▸ TUJUAN 1
Ubah "Thailand" menjadi "Myanmar" pada laporan tentang otonomi perguruan tinggi di bawah, lalu tuliskan kembali semua bagiannya mulai dari "Posisi Indonesia dengan" hingga "Indonesia pun demikian.".

▸ KUTIPAN
Minggu, 22 Juli 2012

Otonomi Perguruan Tinggi, Disparitas Menjadi Pokok Persoalan


PERGURUAN TINGGI DI INDONESIA :
Otonomi Perguruan Tinggi,
Disparitas Menjadi Pokok Persoalan
Laporan Khusus Tim Kompas
KOMPAS, 22 Juli 2012

Kualitas ilmuwan Indonesia tidak kalah dibandingkan kualitas ilmuwan negara-negara lain di kawasan Asia. Bahkan, kualitas ilmuwan Indonesia cukup disegani di tataran dunia. Namun, dari sisi peringkat indikator pendidikan tinggi, harus diakui, posisi Indonesia tergolong rendah.

Posisi Indonesia dengan skor 46 jauh di bawah Singapura (2), bahkan lebih rendah dibandingkan dengan Malaysia (21), Brunei (28), dan Thailand (39). Indonesia hanya sedikit di atas Vietnam, Filipina, dan Kamboja. Dalam peringkat indikator inovasi, posisi Indonesia pun demikian.

”Kunci pengembangan perguruan tinggi sebenarnya ada di otonomi. Jika diberi otonomi, perguruan tinggi akan terpacu untuk maju dan berkembang,” kata Guru Besar (Emeritus) Universitas Indonesia Emil Salim.

Namun, di sinilah letak persoalannya. Disparitas perguruan tinggi di Indonesia sangat beragam. Dari sekitar 92 perguruan tinggi negeri (PTN), hanya tujuh PTN yang bisa mandiri secara keuangan dan sebagian besar berada di Pulau Jawa. Sementara PTN lain masih harus banyak dibantu, bahkan tertatih-tatih untuk pengembangan kampusnya.

Perguruan tinggi di Jawa, karena kualitas dosennya sangat memadai, sangat mudah menjalin kerja sama penelitian dengan industri. Kerja sama penelitian soal kualitas batubara saja, misalnya, Institut Teknologi Bandung bisa mendapatkan sekitar Rp 30 miliar. ”Karena itu, otonomi perguruan tinggi semestinya diperluas,” kata Harijono A Tjokronegoro, Guru Besar Institut Teknologi Bandung.

Universitas Indonesia, dengan anggaran di atas Rp 1,4 triliun per tahun, bisa mendapatkan banyak pemasukan dari hasil kerja sama penelitian. Kondisi serupa dialami perguruan tinggi lain yang sudah relatif mandiri.

▸ TUJUAN 2
Laporkan setiap baris di bawah yang memuat string "detection" dengan menyalin baris itu secara utuh.

▸ DATA TERSEDIA
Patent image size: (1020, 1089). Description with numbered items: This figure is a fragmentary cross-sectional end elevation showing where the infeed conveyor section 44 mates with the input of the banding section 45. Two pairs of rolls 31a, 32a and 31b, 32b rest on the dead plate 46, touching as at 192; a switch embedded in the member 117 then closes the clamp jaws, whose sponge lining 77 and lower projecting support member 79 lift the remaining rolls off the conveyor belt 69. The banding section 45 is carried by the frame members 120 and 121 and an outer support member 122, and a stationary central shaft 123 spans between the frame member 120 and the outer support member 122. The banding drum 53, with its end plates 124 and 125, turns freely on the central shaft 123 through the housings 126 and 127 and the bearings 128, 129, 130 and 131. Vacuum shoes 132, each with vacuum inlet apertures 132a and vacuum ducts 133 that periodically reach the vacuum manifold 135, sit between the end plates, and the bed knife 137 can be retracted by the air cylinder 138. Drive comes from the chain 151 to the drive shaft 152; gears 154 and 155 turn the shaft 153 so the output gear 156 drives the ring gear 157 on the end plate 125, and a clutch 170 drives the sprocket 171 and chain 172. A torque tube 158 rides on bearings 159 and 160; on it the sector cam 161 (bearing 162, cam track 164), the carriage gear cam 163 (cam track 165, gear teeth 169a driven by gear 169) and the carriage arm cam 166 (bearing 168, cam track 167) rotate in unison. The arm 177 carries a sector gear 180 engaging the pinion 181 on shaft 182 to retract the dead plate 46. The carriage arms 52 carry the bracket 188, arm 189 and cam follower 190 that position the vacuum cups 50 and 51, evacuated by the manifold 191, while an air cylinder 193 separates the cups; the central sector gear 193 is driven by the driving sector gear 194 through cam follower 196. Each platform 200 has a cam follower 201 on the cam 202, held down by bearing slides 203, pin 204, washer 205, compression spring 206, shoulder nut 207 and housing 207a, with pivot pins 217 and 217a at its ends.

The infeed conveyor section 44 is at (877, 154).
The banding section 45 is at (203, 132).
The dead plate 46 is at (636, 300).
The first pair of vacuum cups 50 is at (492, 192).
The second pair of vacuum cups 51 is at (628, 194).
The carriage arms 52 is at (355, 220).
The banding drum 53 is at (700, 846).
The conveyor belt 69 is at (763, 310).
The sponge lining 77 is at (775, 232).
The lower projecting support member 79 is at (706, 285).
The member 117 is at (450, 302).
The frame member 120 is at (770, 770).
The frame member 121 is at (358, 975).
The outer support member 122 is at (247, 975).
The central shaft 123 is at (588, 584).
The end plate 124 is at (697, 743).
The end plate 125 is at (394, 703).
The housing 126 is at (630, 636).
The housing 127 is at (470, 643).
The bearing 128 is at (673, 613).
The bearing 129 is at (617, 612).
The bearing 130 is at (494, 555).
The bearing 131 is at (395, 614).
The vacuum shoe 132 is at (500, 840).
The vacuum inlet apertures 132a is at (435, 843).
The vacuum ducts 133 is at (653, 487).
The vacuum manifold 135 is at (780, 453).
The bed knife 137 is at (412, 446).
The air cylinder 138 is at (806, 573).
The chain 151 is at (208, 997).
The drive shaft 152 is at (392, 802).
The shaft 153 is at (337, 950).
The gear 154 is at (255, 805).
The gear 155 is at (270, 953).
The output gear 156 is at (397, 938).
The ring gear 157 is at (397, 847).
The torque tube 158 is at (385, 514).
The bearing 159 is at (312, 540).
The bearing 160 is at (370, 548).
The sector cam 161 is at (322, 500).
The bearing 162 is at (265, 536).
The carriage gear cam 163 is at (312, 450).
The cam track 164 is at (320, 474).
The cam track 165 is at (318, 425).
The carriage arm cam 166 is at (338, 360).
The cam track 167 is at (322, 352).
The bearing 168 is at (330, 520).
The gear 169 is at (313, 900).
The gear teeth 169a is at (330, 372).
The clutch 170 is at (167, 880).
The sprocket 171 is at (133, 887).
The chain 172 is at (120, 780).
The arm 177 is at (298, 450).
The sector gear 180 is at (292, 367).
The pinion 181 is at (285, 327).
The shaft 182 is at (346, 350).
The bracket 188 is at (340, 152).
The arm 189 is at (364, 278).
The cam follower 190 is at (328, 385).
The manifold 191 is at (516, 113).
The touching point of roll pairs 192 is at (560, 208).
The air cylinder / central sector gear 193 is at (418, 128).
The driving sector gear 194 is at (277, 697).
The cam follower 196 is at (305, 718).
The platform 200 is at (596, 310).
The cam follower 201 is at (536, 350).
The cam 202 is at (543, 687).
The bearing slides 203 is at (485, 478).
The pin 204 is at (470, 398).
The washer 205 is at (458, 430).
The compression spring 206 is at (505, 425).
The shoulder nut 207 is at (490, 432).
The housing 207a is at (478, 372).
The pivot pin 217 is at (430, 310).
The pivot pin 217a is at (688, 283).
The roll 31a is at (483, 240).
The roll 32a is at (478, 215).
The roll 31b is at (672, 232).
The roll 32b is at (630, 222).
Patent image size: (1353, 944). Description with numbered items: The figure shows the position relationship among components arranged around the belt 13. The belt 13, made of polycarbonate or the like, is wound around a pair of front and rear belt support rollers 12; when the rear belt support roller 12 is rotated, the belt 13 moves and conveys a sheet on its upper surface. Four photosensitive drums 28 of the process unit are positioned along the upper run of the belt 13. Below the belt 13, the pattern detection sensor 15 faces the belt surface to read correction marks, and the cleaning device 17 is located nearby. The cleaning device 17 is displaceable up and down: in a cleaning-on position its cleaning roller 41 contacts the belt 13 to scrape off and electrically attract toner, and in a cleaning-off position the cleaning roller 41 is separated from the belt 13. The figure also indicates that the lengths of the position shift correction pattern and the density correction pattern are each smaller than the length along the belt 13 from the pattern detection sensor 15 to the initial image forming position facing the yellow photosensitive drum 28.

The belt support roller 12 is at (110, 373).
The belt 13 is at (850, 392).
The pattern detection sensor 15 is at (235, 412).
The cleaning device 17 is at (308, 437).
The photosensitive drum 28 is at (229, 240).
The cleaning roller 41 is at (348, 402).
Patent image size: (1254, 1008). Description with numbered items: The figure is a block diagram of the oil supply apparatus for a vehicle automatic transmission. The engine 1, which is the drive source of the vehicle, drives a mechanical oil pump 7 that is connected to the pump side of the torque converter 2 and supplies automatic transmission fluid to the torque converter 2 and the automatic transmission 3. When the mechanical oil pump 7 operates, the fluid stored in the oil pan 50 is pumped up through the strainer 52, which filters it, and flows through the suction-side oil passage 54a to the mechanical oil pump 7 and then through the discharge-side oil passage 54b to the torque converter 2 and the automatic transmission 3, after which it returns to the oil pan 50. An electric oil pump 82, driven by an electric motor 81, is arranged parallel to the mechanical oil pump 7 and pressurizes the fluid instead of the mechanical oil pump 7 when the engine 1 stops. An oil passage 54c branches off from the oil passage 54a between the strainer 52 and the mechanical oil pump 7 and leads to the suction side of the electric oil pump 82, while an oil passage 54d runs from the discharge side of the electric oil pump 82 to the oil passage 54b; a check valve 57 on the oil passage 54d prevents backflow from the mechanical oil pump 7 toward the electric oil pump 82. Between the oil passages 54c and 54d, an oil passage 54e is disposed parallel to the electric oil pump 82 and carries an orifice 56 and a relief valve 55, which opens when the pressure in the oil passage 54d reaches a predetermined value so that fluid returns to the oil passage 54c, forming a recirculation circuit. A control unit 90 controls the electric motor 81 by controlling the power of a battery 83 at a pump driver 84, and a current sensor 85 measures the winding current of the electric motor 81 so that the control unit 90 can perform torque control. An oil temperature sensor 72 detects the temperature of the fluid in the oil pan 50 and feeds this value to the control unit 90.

▸ JAWABAN AKHIR 1
Posisi Indonesia dengan skor 46 jauh di bawah Singapura (2), bahkan lebih rendah dibandingkan dengan Malaysia (21), Brunei (28), dan Myanmar (39). Indonesia hanya sedikit di atas Vietnam, Filipina, dan Kamboja. Dalam peringkat indikator inovasi, posisi Indonesia pun demikian.

▸ JAWABAN AKHIR 2
Patent image size: (1353, 944). Description with numbered items: The figure shows the position relationship among components arranged around the belt 13. The belt 13, made of polycarbonate or the like, is wound around a pair of front and rear belt support rollers 12; when the rear belt support roller 12 is rotated, the belt 13 moves and conveys a sheet on its upper surface. Four photosensitive drums 28 of the process unit are positioned along the upper run of the belt 13. Below the belt 13, the pattern detection sensor 15 faces the belt surface to read correction marks, and the cleaning device 17 is located nearby. The cleaning device 17 is displaceable up and down: in a cleaning-on position its cleaning roller 41 contacts the belt 13 to scrape off and electrically attract toner, and in a cleaning-off position the cleaning roller 41 is separated from the belt 13. The figure also indicates that the lengths of the position shift correction pattern and the density correction pattern are each smaller than the length along the belt 13 from the pattern detection sensor 15 to the initial image forming position facing the yellow photosensitive drum 28.
The pattern detection sensor 15 is at (235, 412).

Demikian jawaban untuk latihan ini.